GIVEN EXERCISE
Search the material below for the word "ffffff". Copy every line that has it.

INPUT MATERIAL
-------

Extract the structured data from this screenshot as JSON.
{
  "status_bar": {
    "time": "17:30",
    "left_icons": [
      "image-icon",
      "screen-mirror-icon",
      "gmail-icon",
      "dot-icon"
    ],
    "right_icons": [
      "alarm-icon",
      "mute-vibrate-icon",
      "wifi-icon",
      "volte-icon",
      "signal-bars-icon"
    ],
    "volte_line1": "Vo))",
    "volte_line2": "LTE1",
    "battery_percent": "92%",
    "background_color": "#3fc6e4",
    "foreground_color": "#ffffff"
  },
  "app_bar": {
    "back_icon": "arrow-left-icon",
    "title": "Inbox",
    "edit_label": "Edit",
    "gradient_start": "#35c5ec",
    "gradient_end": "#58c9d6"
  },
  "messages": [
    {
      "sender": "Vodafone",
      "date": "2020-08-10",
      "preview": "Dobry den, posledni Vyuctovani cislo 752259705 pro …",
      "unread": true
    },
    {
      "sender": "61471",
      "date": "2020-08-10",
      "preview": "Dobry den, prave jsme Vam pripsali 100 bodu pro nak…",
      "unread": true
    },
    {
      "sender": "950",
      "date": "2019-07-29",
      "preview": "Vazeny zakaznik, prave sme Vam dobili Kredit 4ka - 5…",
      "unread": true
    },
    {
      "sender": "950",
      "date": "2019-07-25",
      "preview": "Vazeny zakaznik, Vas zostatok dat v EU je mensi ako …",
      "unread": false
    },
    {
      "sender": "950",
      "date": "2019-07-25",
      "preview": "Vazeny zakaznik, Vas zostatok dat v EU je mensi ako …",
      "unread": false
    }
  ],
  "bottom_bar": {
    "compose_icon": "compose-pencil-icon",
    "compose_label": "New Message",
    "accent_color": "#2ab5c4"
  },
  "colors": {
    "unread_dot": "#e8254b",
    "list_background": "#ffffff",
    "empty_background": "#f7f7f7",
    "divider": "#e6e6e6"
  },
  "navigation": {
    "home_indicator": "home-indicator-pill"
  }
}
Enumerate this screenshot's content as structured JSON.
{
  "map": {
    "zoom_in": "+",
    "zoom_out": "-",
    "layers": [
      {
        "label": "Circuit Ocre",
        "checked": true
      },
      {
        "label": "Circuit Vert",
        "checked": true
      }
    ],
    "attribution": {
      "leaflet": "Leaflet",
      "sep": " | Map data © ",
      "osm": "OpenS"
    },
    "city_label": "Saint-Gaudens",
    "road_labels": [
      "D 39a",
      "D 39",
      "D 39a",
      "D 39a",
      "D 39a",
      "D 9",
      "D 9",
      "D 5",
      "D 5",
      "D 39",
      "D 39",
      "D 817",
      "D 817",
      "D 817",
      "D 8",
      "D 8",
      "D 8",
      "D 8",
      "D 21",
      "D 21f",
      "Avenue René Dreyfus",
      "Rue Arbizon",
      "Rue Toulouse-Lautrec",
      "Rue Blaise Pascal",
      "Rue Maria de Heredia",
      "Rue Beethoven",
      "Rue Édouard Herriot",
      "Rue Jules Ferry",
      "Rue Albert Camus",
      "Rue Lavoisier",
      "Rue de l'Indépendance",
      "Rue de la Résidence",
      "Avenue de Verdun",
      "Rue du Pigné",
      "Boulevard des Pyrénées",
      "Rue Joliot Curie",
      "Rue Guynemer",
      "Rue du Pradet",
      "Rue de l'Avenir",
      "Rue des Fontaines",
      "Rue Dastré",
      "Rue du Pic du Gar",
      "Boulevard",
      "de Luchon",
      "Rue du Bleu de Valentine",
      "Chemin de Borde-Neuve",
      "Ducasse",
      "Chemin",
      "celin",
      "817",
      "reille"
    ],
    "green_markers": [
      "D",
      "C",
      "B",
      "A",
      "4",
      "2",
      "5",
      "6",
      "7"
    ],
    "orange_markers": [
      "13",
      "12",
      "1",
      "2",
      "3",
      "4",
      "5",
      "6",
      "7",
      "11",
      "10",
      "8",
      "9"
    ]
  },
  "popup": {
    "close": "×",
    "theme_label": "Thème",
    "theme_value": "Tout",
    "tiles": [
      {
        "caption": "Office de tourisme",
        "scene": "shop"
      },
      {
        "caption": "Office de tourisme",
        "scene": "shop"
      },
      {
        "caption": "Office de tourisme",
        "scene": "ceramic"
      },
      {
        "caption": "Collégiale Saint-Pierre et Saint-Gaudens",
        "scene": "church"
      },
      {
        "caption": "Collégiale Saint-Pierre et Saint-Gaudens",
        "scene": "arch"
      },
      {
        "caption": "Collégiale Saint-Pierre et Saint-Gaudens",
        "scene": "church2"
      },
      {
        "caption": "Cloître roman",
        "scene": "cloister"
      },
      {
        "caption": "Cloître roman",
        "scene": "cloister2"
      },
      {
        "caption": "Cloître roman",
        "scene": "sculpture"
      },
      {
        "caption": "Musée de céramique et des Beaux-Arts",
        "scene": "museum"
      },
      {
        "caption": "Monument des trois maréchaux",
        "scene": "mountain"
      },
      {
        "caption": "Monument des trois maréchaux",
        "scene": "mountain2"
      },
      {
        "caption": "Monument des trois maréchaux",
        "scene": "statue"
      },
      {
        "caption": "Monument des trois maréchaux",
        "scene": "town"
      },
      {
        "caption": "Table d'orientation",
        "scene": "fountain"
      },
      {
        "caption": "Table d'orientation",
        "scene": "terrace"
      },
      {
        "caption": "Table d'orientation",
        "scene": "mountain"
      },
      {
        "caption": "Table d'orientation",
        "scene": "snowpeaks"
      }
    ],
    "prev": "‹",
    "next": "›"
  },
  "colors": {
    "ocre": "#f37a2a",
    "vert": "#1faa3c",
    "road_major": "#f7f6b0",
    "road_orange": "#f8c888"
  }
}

-------

ANSWER TO THE EXERCISE
    "foreground_color": "#ffffff"
    "list_background": "#ffffff",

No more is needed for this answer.